** start DATA EXTRACT **

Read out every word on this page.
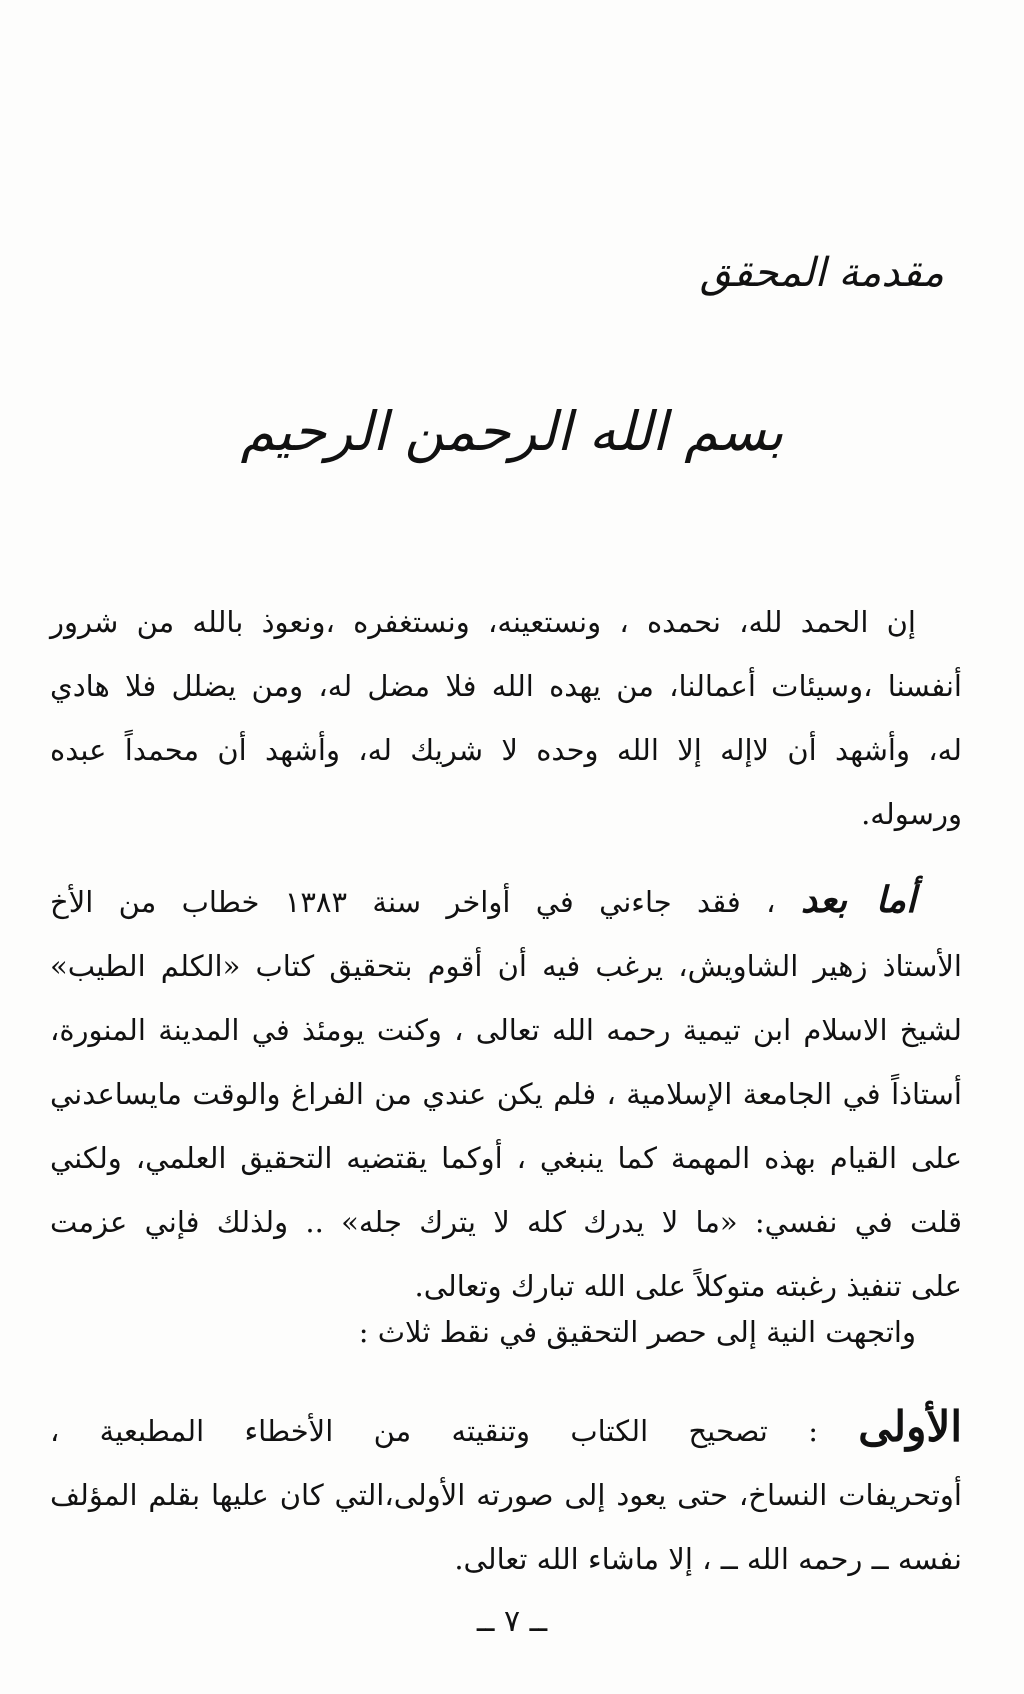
مقدمة المحقق
بسم الله الرحمن الرحيم
إن الحمد لله، نحمده ، ونستعينه، ونستغفره ،ونعوذ بالله من شرور
أنفسنا ،وسيئات أعمالنا، من يهده الله فلا مضل له، ومن يضلل فلا هادي
له، وأشهد أن لاإله إلا الله وحده لا شريك له، وأشهد أن محمداً عبده
ورسوله.
أما بعد ، فقد جاءني في أواخر سنة ١٣٨٣ خطاب من الأخ
الأستاذ زهير الشاويش، يرغب فيه أن أقوم بتحقيق كتاب «الكلم الطيب»
لشيخ الاسلام ابن تيمية رحمه الله تعالى ، وكنت يومئذ في المدينة المنورة،
أستاذاً في الجامعة الإسلامية ، فلم يكن عندي من الفراغ والوقت مايساعدني
على القيام بهذه المهمة كما ينبغي ، أوكما يقتضيه التحقيق العلمي، ولكني
قلت في نفسي: «ما لا يدرك كله لا يترك جله» .. ولذلك فإني عزمت
على تنفيذ رغبته متوكلاً على الله تبارك وتعالى.
واتجهت النية إلى حصر التحقيق في نقط ثلاث :
الأولى : تصحيح الكتاب وتنقيته من الأخطاء المطبعية ،
أوتحريفات النساخ، حتى يعود إلى صورته الأولى،التي كان عليها بقلم المؤلف
نفسه ــ رحمه الله ــ ، إلا ماشاء الله تعالى.
ــ ٧ ــ
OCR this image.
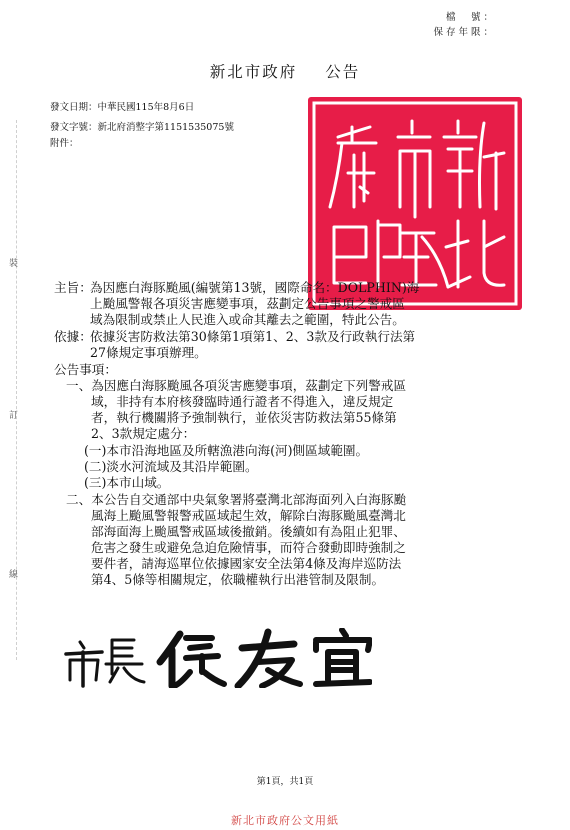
檔　號：
保存年限：
新北市政府 公告
發文日期：中華民國115年8月6日
發文字號：新北府消整字第1151535075號
附件：
裝
訂
線
主旨：
為因應白海豚颱風(編號第13號，國際命名：DOLPHIN)海
上颱風警報各項災害應變事項，茲劃定公告事項之警戒區
域為限制或禁止人民進入或命其離去之範圍，特此公告。
依據：
依據災害防救法第30條第1項第1、2、3款及行政執行法第
27條規定事項辦理。
公告事項：
一、為因應白海豚颱風各項災害應變事項，茲劃定下列警戒區
域，非持有本府核發臨時通行證者不得進入，違反規定
者，執行機關將予強制執行，並依災害防救法第55條第
2、3款規定處分：
(一)本市沿海地區及所轄漁港向海(河)側區域範圍。
(二)淡水河流域及其沿岸範圍。
(三)本市山域。
二、本公告自交通部中央氣象署將臺灣北部海面列入白海豚颱
風海上颱風警報警戒區域起生效，解除白海豚颱風臺灣北
部海面海上颱風警戒區域後撤銷。後續如有為阻止犯罪、
危害之發生或避免急迫危險情事，而符合發動即時強制之
要件者，請海巡單位依據國家安全法第4條及海岸巡防法
第4、5條等相關規定，依職權執行出港管制及限制。
第1頁，共1頁
新北市政府公文用紙
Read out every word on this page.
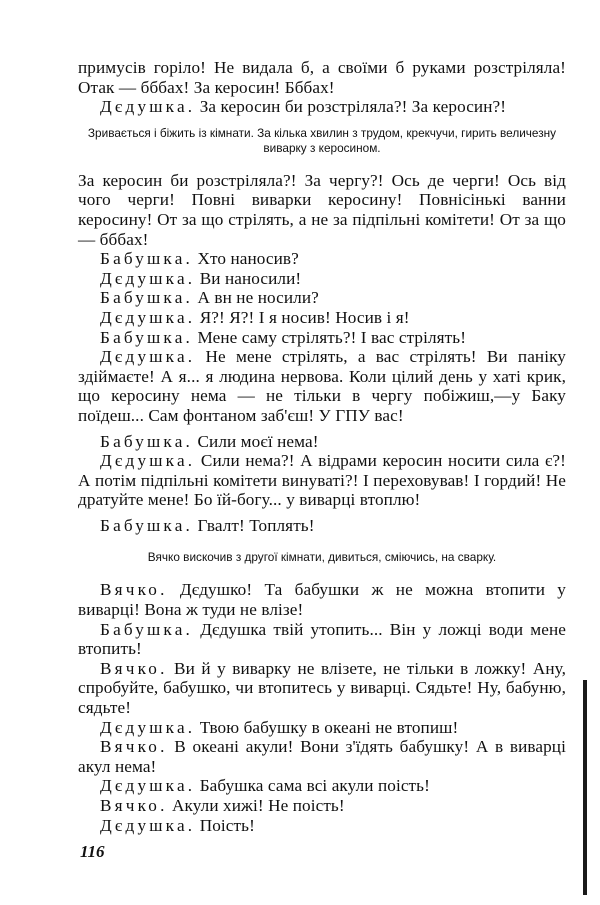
примусів горіло! Не видала б, а своїми б руками розстріляла! Отак — бббах! За керосин! Бббах!

Дєдушка. За керосин би розстріляла?! За керосин?!

Зривається і біжить із кімнати. За кілька хвилин з трудом, крекчучи, гирить величезну виварку з керосином.

За керосин би розстріляла?! За чергу?! Ось де черги! Ось від чого черги! Повні виварки керосину! Повнісінькі ванни керосину! От за що стрілять, а не за підпільні комітети! От за що — бббах!

Бабушка. Хто наносив?

Дєдушка. Ви наносили!

Бабушка. А вн не носили?

Дєдушка. Я?! Я?! І я носив! Носив і я!

Бабушка. Мене саму стрілять?! І вас стрілять!

Дєдушка. Не мене стрілять, а вас стрілять! Ви паніку здіймаєте! А я... я людина нервова. Коли цілий день у хаті крик, що керосину нема — не тільки в чергу побіжиш,—у Баку поїдеш... Сам фонтаном заб'єш! У ГПУ вас!

Бабушка. Сили моєї нема!

Дєдушка. Сили нема?! А відрами керосин носити сила є?! А потім підпільні комітети винуваті?! І переховував! І гордий! Не дратуйте мене! Бо їй-богу... у виварці втоплю!

Бабушка. Гвалт! Топлять!

Вячко вискочив з другої кімнати, дивиться, сміючись, на сварку.

Вячко. Дєдушко! Та бабушки ж не можна втопити у виварці! Вона ж туди не влізе!

Бабушка. Дєдушка твій утопить... Він у ложці води мене втопить!

Вячко. Ви й у виварку не влізете, не тільки в ложку! Ану, спробуйте, бабушко, чи втопитесь у виварці. Сядьте! Ну, бабуню, сядьте!

Дєдушка. Твою бабушку в океані не втопиш!

Вячко. В океані акули! Вони з'їдять бабушку! А в виварці акул нема!

Дєдушка. Бабушка сама всі акули поість!

Вячко. Акули хижі! Не поість!

Дєдушка. Поість!

116
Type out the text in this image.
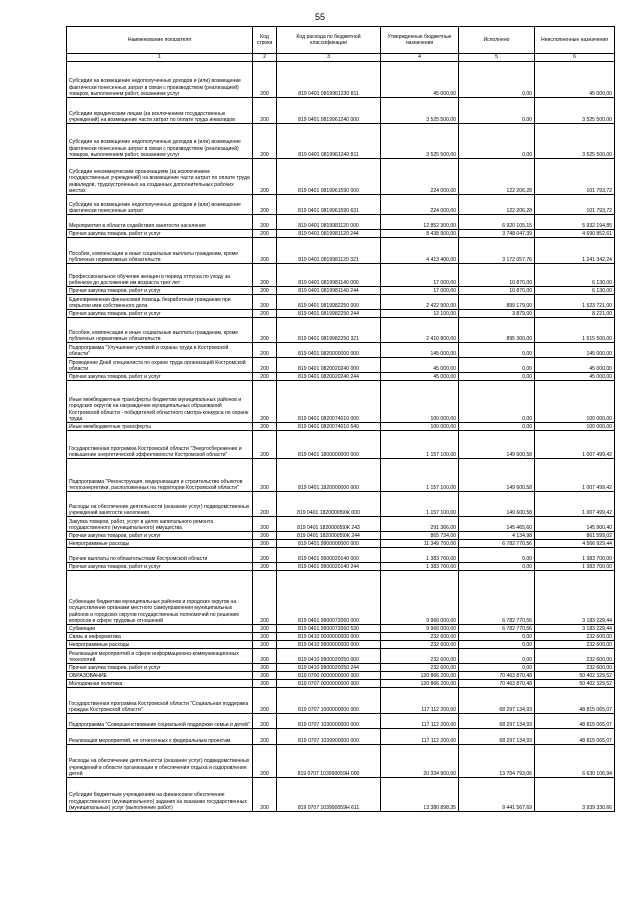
55
Наименование показателя	Код строки	Код расхода по бюджетной классификации	Утвержденные бюджетные назначения	Исполнено	Неисполненные назначения
1	2	3	4	5	6
Субсидии на возмещение недополученных доходов и (или) возмещение фактически понесенных затрат в связи с производством (реализацией) товаров, выполнением работ, оказанием услуг	200	819 0401 0819961230 811	45 000,00	0,00	45 000,00
Субсидии юридическим лицам (за исключением государственных учреждений) на возмещение части затрат по оплате труда инвалидов	200	819 0401 0819961240 000	3 525 500,00	0,00	3 525 500,00
Субсидии на возмещение недополученных доходов и (или) возмещение фактически понесенных затрат в связи с производством (реализацией) товаров, выполнением работ, оказанием услуг	200	819 0401 0819961240 811	3 525 500,00	0,00	3 525 500,00
Субсидии некоммерческим организациям (за исключением государственных учреждений) на возмещение части затрат по оплате труда инвалидов, трудоустроенных на созданных дополнительных рабочих местах	200	819 0401 0819961590 000	224 000,00	122 206,28	101 793,72
Субсидии на возмещение недополученных доходов и (или) возмещение фактически понесенных затрат	200	819 0401 0819961590 631	224 000,00	122 206,28	101 793,72
Мероприятия в области содействия занятости населения	200	819 0401 0819981120 000	12 852 300,00	6 920 105,15	5 932 194,85
Прочая закупка товаров, работ и услуг	200	819 0401 0819981120 244	8 438 900,00	3 748 047,39	4 690 852,61
Пособия, компенсации и иные социальные выплаты гражданам, кроме публичных нормативных обязательств	200	819 0401 0819981120 321	4 413 400,00	3 172 057,76	1 241 342,24
Профессиональное обучение женщин в период отпуска по уходу за ребенком до достижения им возраста трех лет	200	819 0401 0819981140 000	17 000,00	10 870,00	6 130,00
Прочая закупка товаров, работ и услуг	200	819 0401 0819981140 244	17 000,00	10 870,00	6 130,00
Единовременная финансовая помощь безработным гражданам при открытии ими собственного дела	200	819 0401 0819982250 000	2 422 900,00	899 179,00	1 523 721,00
Прочая закупка товаров, работ и услуг	200	819 0401 0819982250 244	12 100,00	3 879,00	8 221,00
Пособия, компенсации и иные социальные выплаты гражданам, кроме публичных нормативных обязательств	200	819 0401 0819982250 321	2 410 800,00	895 300,00	1 515 500,00
Подпрограмма "Улучшение условий и охраны труда в Костромской области"	200	819 0401 0820000000 000	145 000,00	0,00	145 000,00
Проведение Дней специалиста по охране труда организаций Костромской области	200	819 0401 0820020240 000	45 000,00	0,00	45 000,00
Прочая закупка товаров, работ и услуг	200	819 0401 0820020240 244	45 000,00	0,00	45 000,00
Иные межбюджетные трансферты бюджетам муниципальных районов и городских округов на награждение муниципальных образований Костромской области - победителей областного смотра-конкурса по охране труда	200	819 0401 0820074010 000	100 000,00	0,00	100 000,00
Иные межбюджетные трансферты	200	819 0401 0820074010 540	100 000,00	0,00	100 000,00
Государственная программа Костромской области "Энергосбережение и повышение энергетической эффективности Костромской области"	200	819 0401 1800000000 000	1 157 100,00	149 600,58	1 007 499,42
Подпрограмма "Реконструкция, модернизация и строительство объектов теплоэнергетики, расположенных на территории Костромской области"	200	819 0401 1820000000 000	1 157 100,00	149 600,58	1 007 499,42
Расходы на обеспечение деятельности (оказание услуг) подведомственных учреждений занятости населения	200	819 0401 182000059Ж 000	1 157 100,00	149 600,58	1 007 499,42
Закупка товаров, работ, услуг в целях капитального ремонта государственного (муниципального) имущества	200	819 0401 182000059Ж 243	291 366,00	145 465,60	145 900,40
Прочая закупка товаров, работ и услуг	200	819 0401 182000059Ж 244	865 734,00	4 134,98	861 599,02
Непрограммные расходы	200	819 0401 9900000000 000	11 349 700,00	6 782 770,56	4 566 929,44
Прочие выплаты по обязательствам Костромской области	200	819 0401 9900020140 000	1 383 700,00	0,00	1 383 700,00
Прочая закупка товаров, работ и услуг	200	819 0401 9900020140 244	1 383 700,00	0,00	1 383 700,00
Субвенции бюджетам муниципальных районов и городских округов на осуществление органами местного самоуправления муниципальных районов и городских округов государственных полномочий по решению вопросов в сфере трудовых отношений	200	819 0401 9900072060 000	9 966 000,00	6 782 770,56	3 183 229,44
Субвенции	200	819 0401 9900072060 530	9 966 000,00	6 782 770,56	3 183 229,44
Связь и информатика	200	819 0410 0000000000 000	232 600,00	0,00	232 600,00
Непрограммные расходы	200	819 0410 9900000000 000	232 600,00	0,00	232 600,00
Реализация мероприятий в сфере информационно-коммуникационных технологий	200	819 0410 9900020050 000	232 600,00	0,00	232 600,00
Прочая закупка товаров, работ и услуг	200	819 0410 9900020050 244	232 600,00	0,00	232 600,00
ОБРАЗОВАНИЕ	200	819 0700 0000000000 000	120 866 200,00	70 463 870,48	50 402 329,52
Молодежная политика	200	819 0707 0000000000 000	120 866 200,00	70 463 870,48	50 402 329,52
Государственная программа Костромской области "Социальная поддержка граждан Костромской области"	200	819 0707 1000000000 000	117 112 200,00	68 297 134,93	48 815 065,07
Подпрограмма "Совершенствование социальной поддержки семьи и детей"	200	819 0707 1030000000 000	117 112 200,00	68 297 134,93	48 815 065,07
Реализация мероприятий, не отнесенных к федеральным проектам	200	819 0707 1039900000 000	117 112 200,00	68 297 134,93	48 815 065,07
Расходы на обеспечение деятельности (оказание услуг) подведомственных учреждений в области организации и обеспечения отдыха и оздоровления детей	200	819 0707 103990059Н 000	20 334 900,00	13 704 793,06	6 630 106,94
Субсидии бюджетным учреждениям на финансовое обеспечение государственного (муниципального) задания на оказание государственных (муниципальных) услуг (выполнение работ)	200	819 0707 103990059Н 611	13 380 898,35	9 441 567,69	3 939 330,66
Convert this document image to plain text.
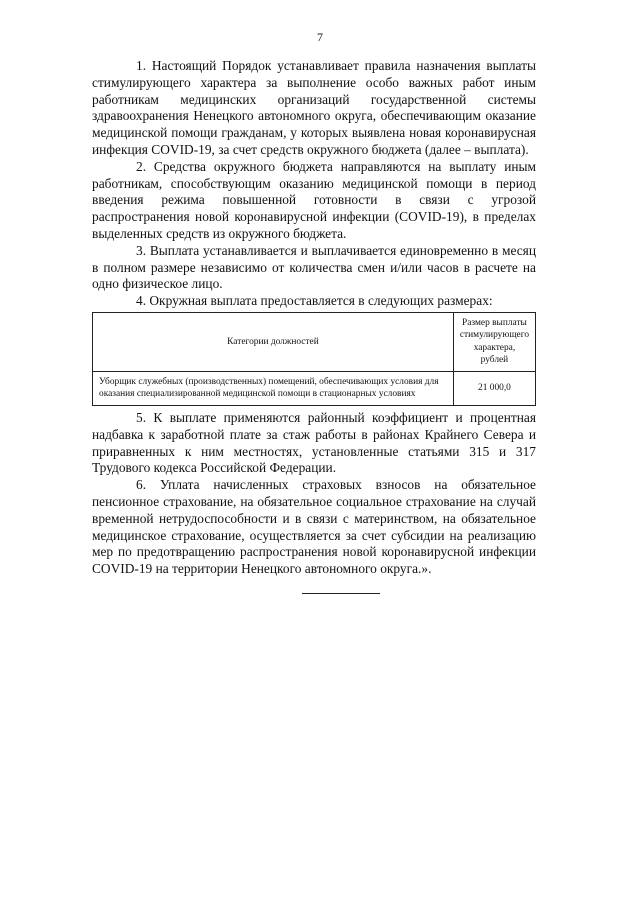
7

1. Настоящий Порядок устанавливает правила назначения выплаты стимулирующего характера за выполнение особо важных работ иным работникам медицинских организаций государственной системы здравоохранения Ненецкого автономного округа, обеспечивающим оказание медицинской помощи гражданам, у которых выявлена новая коронавирусная инфекция COVID-19, за счет средств окружного бюджета (далее – выплата).

2. Средства окружного бюджета направляются на выплату иным работникам, способствующим оказанию медицинской помощи в период введения режима повышенной готовности в связи с угрозой распространения новой коронавирусной инфекции (COVID-19), в пределах выделенных средств из окружного бюджета.

3. Выплата устанавливается и выплачивается единовременно в месяц в полном размере независимо от количества смен и/или часов в расчете на одно физическое лицо.

4. Окружная выплата предоставляется в следующих размерах:

Категории должностей	Размер выплаты стимулирующего характера, рублей
Уборщик служебных (производственных) помещений, обеспечивающих условия для оказания специализированной медицинской помощи в стационарных условиях	21 000,0

5. К выплате применяются районный коэффициент и процентная надбавка к заработной плате за стаж работы в районах Крайнего Севера и приравненных к ним местностях, установленные статьями 315 и 317 Трудового кодекса Российской Федерации.

6. Уплата начисленных страховых взносов на обязательное пенсионное страхование, на обязательное социальное страхование на случай временной нетрудоспособности и в связи с материнством, на обязательное медицинское страхование, осуществляется за счет субсидии на реализацию мер по предотвращению распространения новой коронавирусной инфекции COVID-19 на территории Ненецкого автономного округа.».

** end DATA EXTRACT **

• EXERCISE:
Extract lines where the string "выплаты" occurs.

• EXERCISE RESULT:
Пособия, компенсации и иные социальные выплаты гражданам, кроме публичных нормативных обязательств	200	819 0401 0819981120 321	4 413 400,00	3 172 057,76	1 241 342,24
Пособия, компенсации и иные социальные выплаты гражданам, кроме публичных нормативных обязательств	200	819 0401 0819982250 321	2 410 800,00	895 300,00	1 515 500,00
Прочие выплаты по обязательствам Костромской области	200	819 0401 9900020140 000	1 383 700,00	0,00	1 383 700,00
1. Настоящий Порядок устанавливает правила назначения выплаты стимулирующего характера за выполнение особо важных работ иным работникам медицинских организаций государственной системы здравоохранения Ненецкого автономного округа, обеспечивающим оказание медицинской помощи гражданам, у которых выявлена новая коронавирусная инфекция COVID-19, за счет средств окружного бюджета (далее – выплата).
Категории должностей	Размер выплаты стимулирующего характера, рублей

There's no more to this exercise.